Restate the entries below word for word, omitting nothing.

▸ INPUT ROWS
━━━━━━━━━━━━━━━━━━━━

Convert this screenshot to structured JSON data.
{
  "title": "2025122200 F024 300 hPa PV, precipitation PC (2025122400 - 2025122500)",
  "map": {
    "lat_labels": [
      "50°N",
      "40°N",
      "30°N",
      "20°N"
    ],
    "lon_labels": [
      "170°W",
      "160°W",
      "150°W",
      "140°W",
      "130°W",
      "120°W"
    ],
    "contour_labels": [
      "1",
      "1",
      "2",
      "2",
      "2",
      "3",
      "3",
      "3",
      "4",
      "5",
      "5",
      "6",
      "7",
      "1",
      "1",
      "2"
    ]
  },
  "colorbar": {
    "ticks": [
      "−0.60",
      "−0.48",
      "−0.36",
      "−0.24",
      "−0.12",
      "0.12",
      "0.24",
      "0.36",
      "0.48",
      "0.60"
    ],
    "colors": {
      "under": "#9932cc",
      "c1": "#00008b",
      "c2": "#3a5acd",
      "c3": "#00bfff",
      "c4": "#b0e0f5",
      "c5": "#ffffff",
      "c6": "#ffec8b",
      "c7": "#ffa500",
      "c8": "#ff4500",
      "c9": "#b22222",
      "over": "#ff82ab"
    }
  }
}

━━━━━━━━━━━━━━━━━━━━

▸ ANSWER TO THIS PROBLEM
Convert this screenshot to structured JSON data.
{
  "title": "2025122200 F024 300 hPa PV, precipitation PC (2025122400 - 2025122500)",
  "map": {
    "lat_labels": [
      "50°N",
      "40°N",
      "30°N",
      "20°N"
    ],
    "lon_labels": [
      "170°W",
      "160°W",
      "150°W",
      "140°W",
      "130°W",
      "120°W"
    ],
    "contour_labels": [
      "1",
      "1",
      "2",
      "2",
      "2",
      "3",
      "3",
      "3",
      "4",
      "5",
      "5",
      "6",
      "7",
      "1",
      "1",
      "2"
    ]
  },
  "colorbar": {
    "ticks": [
      "−0.60",
      "−0.48",
      "−0.36",
      "−0.24",
      "−0.12",
      "0.12",
      "0.24",
      "0.36",
      "0.48",
      "0.60"
    ],
    "colors": {
      "under": "#9932cc",
      "c1": "#00008b",
      "c2": "#3a5acd",
      "c3": "#00bfff",
      "c4": "#b0e0f5",
      "c5": "#ffffff",
      "c6": "#ffec8b",
      "c7": "#ffa500",
      "c8": "#ff4500",
      "c9": "#b22222",
      "over": "#ff82ab"
    }
  }
}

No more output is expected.